(Task statement) Return each entry exactly, omitting nothing.

(Dataset extract)
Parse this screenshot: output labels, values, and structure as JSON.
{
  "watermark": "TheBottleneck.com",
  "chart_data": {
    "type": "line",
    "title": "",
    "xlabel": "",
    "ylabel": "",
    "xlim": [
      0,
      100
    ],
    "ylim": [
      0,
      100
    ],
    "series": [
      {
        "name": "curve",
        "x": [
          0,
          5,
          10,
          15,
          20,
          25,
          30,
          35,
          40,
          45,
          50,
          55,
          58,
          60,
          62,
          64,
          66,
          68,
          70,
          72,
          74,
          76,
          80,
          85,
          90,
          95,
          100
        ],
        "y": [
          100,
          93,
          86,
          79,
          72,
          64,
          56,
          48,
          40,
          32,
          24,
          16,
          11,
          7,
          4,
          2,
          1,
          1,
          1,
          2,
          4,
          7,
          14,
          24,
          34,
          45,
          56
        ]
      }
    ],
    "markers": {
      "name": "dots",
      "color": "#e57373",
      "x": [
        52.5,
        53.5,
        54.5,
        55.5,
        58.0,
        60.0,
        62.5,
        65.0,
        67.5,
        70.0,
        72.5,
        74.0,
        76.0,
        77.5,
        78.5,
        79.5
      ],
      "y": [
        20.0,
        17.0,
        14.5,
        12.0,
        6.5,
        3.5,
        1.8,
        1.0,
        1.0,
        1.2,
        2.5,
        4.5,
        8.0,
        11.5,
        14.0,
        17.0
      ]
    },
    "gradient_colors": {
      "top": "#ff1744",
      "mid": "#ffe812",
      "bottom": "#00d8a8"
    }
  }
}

(Problem solution)
Parse this screenshot: output labels, values, and structure as JSON.
{
  "watermark": "TheBottleneck.com",
  "chart_data": {
    "type": "line",
    "title": "",
    "xlabel": "",
    "ylabel": "",
    "xlim": [
      0,
      100
    ],
    "ylim": [
      0,
      100
    ],
    "series": [
      {
        "name": "curve",
        "x": [
          0,
          5,
          10,
          15,
          20,
          25,
          30,
          35,
          40,
          45,
          50,
          55,
          58,
          60,
          62,
          64,
          66,
          68,
          70,
          72,
          74,
          76,
          80,
          85,
          90,
          95,
          100
        ],
        "y": [
          100,
          93,
          86,
          79,
          72,
          64,
          56,
          48,
          40,
          32,
          24,
          16,
          11,
          7,
          4,
          2,
          1,
          1,
          1,
          2,
          4,
          7,
          14,
          24,
          34,
          45,
          56
        ]
      }
    ],
    "markers": {
      "name": "dots",
      "color": "#e57373",
      "x": [
        52.5,
        53.5,
        54.5,
        55.5,
        58.0,
        60.0,
        62.5,
        65.0,
        67.5,
        70.0,
        72.5,
        74.0,
        76.0,
        77.5,
        78.5,
        79.5
      ],
      "y": [
        20.0,
        17.0,
        14.5,
        12.0,
        6.5,
        3.5,
        1.8,
        1.0,
        1.0,
        1.2,
        2.5,
        4.5,
        8.0,
        11.5,
        14.0,
        17.0
      ]
    },
    "gradient_colors": {
      "top": "#ff1744",
      "mid": "#ffe812",
      "bottom": "#00d8a8"
    }
  }
}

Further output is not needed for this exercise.